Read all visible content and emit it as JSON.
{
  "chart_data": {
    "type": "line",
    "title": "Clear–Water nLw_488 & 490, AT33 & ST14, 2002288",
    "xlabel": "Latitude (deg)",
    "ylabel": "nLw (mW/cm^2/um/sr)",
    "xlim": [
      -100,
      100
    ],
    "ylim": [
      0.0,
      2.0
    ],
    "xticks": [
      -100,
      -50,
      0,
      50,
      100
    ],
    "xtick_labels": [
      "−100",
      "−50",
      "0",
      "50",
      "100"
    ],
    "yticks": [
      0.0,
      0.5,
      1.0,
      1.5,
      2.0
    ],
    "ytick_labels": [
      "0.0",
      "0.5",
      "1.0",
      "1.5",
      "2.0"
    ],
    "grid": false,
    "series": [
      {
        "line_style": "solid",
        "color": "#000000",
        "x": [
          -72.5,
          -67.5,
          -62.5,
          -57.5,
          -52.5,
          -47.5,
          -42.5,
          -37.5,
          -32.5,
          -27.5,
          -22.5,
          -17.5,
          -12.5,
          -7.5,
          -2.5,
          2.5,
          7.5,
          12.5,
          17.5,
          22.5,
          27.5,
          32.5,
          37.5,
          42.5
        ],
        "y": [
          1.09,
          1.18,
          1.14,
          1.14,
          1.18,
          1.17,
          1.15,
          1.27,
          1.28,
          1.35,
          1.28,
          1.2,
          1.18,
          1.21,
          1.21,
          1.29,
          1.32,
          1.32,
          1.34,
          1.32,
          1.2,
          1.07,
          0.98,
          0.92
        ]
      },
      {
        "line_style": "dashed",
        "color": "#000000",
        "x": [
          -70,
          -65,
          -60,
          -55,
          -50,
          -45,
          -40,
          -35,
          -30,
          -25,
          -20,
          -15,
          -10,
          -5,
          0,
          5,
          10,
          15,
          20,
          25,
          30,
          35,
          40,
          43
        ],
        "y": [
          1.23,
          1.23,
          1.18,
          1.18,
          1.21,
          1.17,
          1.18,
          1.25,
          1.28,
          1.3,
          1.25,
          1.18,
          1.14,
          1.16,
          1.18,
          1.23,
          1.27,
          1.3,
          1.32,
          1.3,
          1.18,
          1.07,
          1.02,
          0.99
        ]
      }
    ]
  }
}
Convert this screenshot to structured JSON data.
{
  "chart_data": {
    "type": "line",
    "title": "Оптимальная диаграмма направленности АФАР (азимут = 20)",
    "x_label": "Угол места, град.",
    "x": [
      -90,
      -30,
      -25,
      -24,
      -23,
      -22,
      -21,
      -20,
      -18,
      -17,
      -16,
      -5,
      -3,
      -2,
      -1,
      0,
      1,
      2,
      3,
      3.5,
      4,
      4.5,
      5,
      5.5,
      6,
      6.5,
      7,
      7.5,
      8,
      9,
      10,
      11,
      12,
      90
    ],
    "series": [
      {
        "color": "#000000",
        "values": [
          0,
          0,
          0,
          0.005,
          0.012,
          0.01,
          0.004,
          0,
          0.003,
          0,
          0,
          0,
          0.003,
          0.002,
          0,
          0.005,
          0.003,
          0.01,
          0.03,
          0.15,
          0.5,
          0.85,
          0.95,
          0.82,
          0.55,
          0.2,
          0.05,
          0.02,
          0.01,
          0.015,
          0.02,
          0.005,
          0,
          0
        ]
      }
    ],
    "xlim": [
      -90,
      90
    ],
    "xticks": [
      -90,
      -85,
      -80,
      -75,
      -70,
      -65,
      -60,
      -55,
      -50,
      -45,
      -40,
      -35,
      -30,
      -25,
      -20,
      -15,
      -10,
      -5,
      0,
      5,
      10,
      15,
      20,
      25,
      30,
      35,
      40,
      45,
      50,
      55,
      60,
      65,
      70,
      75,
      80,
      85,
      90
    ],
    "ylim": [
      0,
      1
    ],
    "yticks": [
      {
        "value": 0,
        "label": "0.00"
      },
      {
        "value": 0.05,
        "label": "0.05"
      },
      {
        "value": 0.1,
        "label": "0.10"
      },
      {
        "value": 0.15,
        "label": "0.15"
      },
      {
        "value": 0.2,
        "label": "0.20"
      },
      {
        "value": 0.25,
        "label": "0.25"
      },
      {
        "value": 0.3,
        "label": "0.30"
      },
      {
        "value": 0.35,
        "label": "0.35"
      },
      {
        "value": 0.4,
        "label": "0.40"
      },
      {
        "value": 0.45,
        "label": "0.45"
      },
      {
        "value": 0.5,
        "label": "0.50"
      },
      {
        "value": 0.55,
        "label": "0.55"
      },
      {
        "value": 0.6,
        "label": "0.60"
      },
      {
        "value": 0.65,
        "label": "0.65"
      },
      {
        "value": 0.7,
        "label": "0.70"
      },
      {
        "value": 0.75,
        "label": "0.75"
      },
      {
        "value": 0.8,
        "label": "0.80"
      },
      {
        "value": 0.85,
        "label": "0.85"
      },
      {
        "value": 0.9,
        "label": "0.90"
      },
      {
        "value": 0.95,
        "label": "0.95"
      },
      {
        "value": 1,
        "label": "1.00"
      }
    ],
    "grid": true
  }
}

###

## [WHAT IS BEING ASKED]
Go through the records and pull out each line that includes the word "JSON".

## [EXPECTED ANSWER]
Read all visible content and emit it as JSON.
Convert this screenshot to structured JSON data.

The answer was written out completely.